> [Work to complete] Return a copy of every line in the records that includes the word "Wind".

> [Task material]
----------------------------------------
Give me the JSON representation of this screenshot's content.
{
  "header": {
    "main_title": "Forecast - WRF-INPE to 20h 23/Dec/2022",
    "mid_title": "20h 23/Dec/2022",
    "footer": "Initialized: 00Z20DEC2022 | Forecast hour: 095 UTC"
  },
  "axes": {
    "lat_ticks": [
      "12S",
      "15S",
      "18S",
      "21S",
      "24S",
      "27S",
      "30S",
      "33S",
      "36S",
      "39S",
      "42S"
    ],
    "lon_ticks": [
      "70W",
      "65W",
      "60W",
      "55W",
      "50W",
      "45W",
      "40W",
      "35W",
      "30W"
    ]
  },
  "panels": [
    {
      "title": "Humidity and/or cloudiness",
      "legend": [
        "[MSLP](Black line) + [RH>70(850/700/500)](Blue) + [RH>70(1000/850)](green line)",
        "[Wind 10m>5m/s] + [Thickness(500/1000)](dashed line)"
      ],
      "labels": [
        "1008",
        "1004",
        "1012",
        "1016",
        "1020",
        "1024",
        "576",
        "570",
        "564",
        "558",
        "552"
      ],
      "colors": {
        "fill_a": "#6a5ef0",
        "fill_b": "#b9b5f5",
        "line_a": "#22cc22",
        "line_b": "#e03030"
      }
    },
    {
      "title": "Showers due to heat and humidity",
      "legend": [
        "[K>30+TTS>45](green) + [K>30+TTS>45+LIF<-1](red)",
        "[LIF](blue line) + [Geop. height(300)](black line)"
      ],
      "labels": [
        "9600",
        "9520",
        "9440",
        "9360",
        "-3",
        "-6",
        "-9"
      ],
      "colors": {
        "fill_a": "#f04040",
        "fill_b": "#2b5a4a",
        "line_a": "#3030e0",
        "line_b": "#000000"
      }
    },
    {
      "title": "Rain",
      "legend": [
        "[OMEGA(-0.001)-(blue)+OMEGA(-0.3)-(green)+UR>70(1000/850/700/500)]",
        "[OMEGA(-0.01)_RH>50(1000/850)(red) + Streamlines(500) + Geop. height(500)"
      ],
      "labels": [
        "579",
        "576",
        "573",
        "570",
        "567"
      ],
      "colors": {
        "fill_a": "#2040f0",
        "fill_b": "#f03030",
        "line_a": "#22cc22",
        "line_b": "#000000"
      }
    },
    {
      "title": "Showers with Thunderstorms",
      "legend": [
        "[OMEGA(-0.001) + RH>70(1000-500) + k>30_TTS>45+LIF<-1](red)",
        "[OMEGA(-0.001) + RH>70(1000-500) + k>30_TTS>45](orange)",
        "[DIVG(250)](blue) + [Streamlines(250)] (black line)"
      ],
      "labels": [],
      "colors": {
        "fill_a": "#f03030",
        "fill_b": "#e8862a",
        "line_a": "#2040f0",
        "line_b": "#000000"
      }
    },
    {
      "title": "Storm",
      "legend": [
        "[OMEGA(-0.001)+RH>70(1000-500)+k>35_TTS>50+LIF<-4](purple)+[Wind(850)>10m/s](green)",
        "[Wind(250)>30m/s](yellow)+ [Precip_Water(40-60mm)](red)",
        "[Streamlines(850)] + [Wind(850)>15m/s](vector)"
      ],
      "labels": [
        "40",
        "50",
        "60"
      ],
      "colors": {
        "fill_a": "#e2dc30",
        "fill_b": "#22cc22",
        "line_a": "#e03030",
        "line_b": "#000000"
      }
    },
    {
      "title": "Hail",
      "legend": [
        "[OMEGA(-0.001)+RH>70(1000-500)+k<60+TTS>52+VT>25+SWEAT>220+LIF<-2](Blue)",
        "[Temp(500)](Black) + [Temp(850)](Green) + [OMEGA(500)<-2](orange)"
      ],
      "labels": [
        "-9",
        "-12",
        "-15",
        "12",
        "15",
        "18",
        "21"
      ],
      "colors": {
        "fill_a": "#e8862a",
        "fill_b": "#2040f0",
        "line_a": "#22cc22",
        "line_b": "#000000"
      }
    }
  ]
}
----------------------------------------
> [Reply]
        "[Wind 10m>5m/s] + [Thickness(500/1000)](dashed line)"
        "[OMEGA(-0.001)+RH>70(1000-500)+k>35_TTS>50+LIF<-4](purple)+[Wind(850)>10m/s](green)",
        "[Wind(250)>30m/s](yellow)+ [Precip_Water(40-60mm)](red)",
        "[Streamlines(850)] + [Wind(850)>15m/s](vector)"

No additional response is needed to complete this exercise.